● TEXT
════

Complex machinery is critically important to the functionality of many modern industrial systems. Rotating machines, such as turbines, generators, motors and engines are particularly important due to their ability to facilitate the process of converting energy to work. To achieve this rotating machinery typically comprises, or are at least configured with, gear systems. These machines operate via the rotation of interconnected shafts with attached gears in order to drive a load. In applications involving large loads, such as ore crushes and bar mills, gears, shafts and other components within the machines are placed under extreme stress. Ensuring the efficient and safe operation of machines in these environments is essential in order to maintain safety and maximise productivity.
Preventing damage to rotating machinery involves the accurate identification and isolation of faults within the parts of a given machine. Gear boxes are particularly vulnerable to faults due to the high stresses exerted onto the individual tooth and bearing parts. In large and complex machines fault detection is difficult due to the size of the gears and a lack of physical access afforded to operators when the machine is in use. As there are often significant costs incurred when a machine is shutdown and disassembled, there is a need for methods which can accurately perform fault detection while the machine is operating, and without requiring physical access to the gear, bearing or shaft components.
A common approach to machine fault diagnosis involves the use of sensors to take measurements from a reference component, such as a rotating shaft, to which there is access. An analysis of the sensor measurements may be performed and an alarm may be raised to indicate a fault if the values from the set of metrics used exceed a ‘safe’ threshold limit. Measurement and analysis of vibration information offers a cost effective and non-destructive mechanism for performing fault detection on operating machinery. Vibration of a rotating shaft may be measured by a sensor, with the data measurements subsequently processed via frequency based methods such as spectral analysis, wavelet analysis, or Short-Time Fourier Transforms (STFTs). The results of the processing may be used to monitor the state of the individual gear or bearing components, even when these components cannot be directly accessed or observed.
Traditional vibration measurement and analysis techniques are characterised by the use of spectral based time-frequency analysis. These methods perform analysis based on the content of the spectrum, and particularly the harmonics of a shaft rotating at a given speed, to identify gear or bearing damage. However, previous methods of vibration analysis have generally failed to accurately and reliably detect faults in complex machines. The drawbacks of these past approaches include:                1. a reliance on a constant shaft speed, and        2. a tendency to search for gear and bearing artefacts within the same spectral components.        
In practice the rotational speed of a machine may not be constant, due to the presence of start-up and shutdown phases, load variation or motor wandering during operation, and as a result the spectrum bandwidth varies leading to an inaccurate fault detection capability. If the signals measured include vibration from a number of separate parts operating under different conditions, then the presence of faults in one part may be masked by the normal operation of the others.
It is therefore desired to alleviate one or more difficulties of the prior art, or to at least provide a useful alternative.

════

● EXCERPTED DATA
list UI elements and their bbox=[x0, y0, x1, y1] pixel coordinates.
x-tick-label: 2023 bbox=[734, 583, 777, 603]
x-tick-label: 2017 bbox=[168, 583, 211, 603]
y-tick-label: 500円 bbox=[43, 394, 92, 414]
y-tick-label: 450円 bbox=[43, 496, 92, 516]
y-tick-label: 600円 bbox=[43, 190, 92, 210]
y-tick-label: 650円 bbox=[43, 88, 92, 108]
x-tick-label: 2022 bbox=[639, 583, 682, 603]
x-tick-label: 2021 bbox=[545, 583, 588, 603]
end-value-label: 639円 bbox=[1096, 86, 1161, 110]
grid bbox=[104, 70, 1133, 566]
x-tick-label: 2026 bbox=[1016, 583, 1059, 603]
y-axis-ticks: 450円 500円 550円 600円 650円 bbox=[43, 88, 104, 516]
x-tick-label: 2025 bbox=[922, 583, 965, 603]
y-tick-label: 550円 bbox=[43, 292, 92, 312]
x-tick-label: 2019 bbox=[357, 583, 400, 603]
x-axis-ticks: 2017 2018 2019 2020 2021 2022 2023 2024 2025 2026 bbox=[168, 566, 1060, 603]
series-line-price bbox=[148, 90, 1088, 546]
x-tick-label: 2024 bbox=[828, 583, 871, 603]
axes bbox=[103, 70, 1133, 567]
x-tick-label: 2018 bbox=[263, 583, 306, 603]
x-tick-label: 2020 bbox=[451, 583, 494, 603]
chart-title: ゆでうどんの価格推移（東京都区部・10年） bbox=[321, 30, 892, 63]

════

● WORK TO COMPLETE
1. Copy word for word the part of the text on machine fault detection that begins with the words "Traditional vibration measurement" and ends with "same spectral components.".
2. Answer these questions from the text on machine fault detection:
(a) Which two applications involving large loads does it name?
(b) Which frequency based methods does it list for processing vibration measurements?
(c) What causes does it give for a machine's rotational speed not being constant?
The items come from a different source than the text on machine fault detection.

● ANSWERS BY ITEM
1.
Traditional vibration measurement and analysis techniques are characterised by the use of spectral based time-frequency analysis. These methods perform analysis based on the content of the spectrum, and particularly the harmonics of a shaft rotating at a given speed, to identify gear or bearing damage. However, previous methods of vibration analysis have generally failed to accurately and reliably detect faults in complex machines. The drawbacks of these past approaches include:                1. a reliance on a constant shaft speed, and        2. a tendency to search for gear and bearing artefacts within the same spectral components.

2.
(a) Ore crushes and bar mills.
(b) Spectral analysis, wavelet analysis, and Short-Time Fourier Transforms (STFTs).
(c) Start-up and shutdown phases, load variation, and motor wandering during operation.